-- SET TASK --
Review the material line by line. Identify and copy every line that contains the string "JSON".

Dataset rows about figures:

--------------------

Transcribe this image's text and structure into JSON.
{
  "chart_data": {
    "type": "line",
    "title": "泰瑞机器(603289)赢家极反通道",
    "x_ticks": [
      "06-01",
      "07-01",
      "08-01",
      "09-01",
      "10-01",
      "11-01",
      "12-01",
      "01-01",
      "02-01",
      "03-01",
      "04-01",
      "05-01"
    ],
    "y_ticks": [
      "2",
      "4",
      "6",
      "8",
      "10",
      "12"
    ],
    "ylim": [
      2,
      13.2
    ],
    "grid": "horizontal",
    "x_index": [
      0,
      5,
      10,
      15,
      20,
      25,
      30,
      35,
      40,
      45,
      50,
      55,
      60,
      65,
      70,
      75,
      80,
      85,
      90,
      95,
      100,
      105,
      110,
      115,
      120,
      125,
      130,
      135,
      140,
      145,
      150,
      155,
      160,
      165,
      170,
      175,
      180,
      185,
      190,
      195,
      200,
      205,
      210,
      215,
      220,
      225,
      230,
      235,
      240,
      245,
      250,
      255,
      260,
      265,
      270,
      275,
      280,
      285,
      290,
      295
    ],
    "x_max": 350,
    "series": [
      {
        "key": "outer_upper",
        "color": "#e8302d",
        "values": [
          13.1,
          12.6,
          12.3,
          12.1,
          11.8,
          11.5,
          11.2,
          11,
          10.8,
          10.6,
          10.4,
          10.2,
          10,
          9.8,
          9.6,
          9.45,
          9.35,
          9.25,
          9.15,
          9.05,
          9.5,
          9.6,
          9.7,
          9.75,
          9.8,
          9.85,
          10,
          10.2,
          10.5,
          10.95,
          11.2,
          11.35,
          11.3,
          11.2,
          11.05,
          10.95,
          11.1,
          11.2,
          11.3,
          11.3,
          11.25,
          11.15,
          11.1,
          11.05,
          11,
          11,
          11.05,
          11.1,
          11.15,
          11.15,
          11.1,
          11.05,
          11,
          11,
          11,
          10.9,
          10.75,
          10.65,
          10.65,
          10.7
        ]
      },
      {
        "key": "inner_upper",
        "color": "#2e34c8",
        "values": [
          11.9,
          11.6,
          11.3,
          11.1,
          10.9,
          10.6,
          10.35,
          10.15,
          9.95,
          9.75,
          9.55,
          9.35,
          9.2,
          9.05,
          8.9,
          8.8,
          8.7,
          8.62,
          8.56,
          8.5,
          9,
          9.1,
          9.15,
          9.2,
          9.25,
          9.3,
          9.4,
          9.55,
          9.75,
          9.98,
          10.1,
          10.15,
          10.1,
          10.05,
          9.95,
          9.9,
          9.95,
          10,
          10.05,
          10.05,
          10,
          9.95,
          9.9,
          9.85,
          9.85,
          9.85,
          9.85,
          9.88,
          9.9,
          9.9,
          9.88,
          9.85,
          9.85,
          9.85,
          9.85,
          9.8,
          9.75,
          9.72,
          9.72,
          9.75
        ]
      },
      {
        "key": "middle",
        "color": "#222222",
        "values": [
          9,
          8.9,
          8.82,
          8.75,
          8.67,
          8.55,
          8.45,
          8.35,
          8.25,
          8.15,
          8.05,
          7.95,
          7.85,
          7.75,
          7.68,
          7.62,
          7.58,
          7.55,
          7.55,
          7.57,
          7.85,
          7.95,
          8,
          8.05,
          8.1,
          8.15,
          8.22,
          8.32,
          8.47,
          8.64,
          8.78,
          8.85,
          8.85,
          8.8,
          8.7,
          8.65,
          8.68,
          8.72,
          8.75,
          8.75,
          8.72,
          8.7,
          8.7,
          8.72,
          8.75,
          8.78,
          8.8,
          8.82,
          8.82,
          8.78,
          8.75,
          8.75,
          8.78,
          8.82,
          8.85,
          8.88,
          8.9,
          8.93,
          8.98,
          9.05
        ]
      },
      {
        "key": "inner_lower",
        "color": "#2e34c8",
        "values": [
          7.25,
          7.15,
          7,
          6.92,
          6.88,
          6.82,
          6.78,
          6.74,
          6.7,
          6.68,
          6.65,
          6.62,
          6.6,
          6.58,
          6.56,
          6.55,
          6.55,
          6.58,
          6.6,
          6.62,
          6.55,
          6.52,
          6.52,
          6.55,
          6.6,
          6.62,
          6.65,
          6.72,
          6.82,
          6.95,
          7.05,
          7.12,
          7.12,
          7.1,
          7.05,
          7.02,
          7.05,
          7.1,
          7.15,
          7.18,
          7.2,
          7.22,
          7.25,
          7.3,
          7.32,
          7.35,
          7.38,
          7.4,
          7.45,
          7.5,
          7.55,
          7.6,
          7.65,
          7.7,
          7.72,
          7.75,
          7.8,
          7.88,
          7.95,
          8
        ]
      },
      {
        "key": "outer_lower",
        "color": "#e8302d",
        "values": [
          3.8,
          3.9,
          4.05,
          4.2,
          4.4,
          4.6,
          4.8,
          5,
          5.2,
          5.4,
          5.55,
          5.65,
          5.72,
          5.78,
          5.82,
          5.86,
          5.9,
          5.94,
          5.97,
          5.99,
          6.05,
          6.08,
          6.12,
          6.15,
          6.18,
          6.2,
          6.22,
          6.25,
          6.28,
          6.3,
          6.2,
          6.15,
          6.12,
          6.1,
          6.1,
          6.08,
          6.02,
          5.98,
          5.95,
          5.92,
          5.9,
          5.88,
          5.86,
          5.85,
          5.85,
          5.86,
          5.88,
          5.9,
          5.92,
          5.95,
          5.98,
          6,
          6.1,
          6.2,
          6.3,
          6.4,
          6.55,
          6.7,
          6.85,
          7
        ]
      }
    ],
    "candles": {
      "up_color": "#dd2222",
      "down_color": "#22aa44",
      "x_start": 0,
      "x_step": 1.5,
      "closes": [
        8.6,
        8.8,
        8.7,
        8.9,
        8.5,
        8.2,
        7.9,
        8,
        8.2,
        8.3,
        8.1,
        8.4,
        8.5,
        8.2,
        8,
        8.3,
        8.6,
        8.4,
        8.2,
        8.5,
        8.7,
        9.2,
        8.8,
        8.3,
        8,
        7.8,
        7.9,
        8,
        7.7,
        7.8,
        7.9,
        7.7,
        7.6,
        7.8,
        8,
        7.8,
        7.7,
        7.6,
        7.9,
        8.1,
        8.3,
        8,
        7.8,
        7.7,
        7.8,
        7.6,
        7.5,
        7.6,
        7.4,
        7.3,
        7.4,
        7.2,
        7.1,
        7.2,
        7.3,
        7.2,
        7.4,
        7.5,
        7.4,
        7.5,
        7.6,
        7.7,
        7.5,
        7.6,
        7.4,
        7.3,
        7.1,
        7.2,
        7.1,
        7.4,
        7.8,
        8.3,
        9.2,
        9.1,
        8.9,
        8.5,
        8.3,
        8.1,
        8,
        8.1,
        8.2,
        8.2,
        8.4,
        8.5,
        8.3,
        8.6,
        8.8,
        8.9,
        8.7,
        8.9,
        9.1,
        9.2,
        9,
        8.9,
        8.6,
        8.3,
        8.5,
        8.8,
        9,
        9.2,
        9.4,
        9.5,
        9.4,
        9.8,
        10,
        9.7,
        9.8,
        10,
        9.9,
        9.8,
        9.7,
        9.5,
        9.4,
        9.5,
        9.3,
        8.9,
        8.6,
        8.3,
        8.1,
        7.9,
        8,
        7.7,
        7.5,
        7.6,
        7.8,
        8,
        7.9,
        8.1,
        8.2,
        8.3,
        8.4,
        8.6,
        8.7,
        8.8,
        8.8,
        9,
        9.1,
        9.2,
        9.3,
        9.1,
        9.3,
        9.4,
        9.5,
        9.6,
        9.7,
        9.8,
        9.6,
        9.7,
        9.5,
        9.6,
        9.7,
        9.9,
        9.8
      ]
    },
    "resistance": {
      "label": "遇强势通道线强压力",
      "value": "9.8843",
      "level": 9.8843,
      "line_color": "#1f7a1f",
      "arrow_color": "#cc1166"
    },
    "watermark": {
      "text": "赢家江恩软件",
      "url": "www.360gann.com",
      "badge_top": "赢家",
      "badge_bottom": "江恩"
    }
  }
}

--------------------

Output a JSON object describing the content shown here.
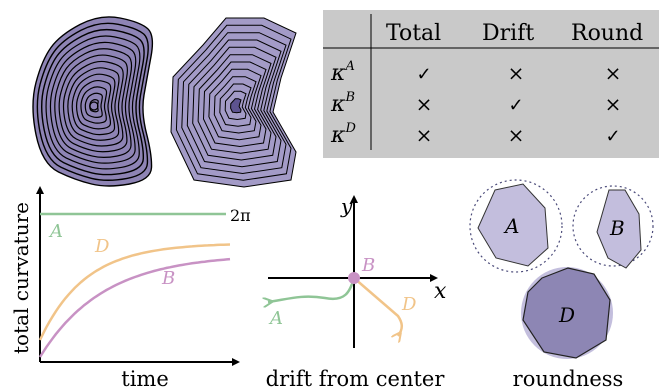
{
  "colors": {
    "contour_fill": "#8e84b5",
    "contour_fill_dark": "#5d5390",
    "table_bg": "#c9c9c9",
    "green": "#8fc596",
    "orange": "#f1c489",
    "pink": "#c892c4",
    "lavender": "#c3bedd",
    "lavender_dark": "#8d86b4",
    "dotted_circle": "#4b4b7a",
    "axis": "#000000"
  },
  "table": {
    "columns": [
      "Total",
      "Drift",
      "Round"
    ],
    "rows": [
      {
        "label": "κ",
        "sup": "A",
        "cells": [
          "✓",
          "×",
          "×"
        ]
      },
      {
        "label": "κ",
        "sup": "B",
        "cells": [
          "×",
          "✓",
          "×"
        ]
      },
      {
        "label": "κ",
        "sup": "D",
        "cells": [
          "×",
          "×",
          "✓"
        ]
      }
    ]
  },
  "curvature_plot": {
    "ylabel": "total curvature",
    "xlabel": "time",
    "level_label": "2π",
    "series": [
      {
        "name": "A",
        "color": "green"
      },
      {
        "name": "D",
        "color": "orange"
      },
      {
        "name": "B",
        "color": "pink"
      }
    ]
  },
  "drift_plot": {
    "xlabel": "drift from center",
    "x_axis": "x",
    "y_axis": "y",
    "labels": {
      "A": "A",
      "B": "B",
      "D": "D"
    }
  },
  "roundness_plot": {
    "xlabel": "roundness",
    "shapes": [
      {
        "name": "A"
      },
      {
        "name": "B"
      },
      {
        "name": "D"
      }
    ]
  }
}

--------------------

-- REPLY --
Transcribe this image's text and structure into JSON.
Output a JSON object describing the content shown here.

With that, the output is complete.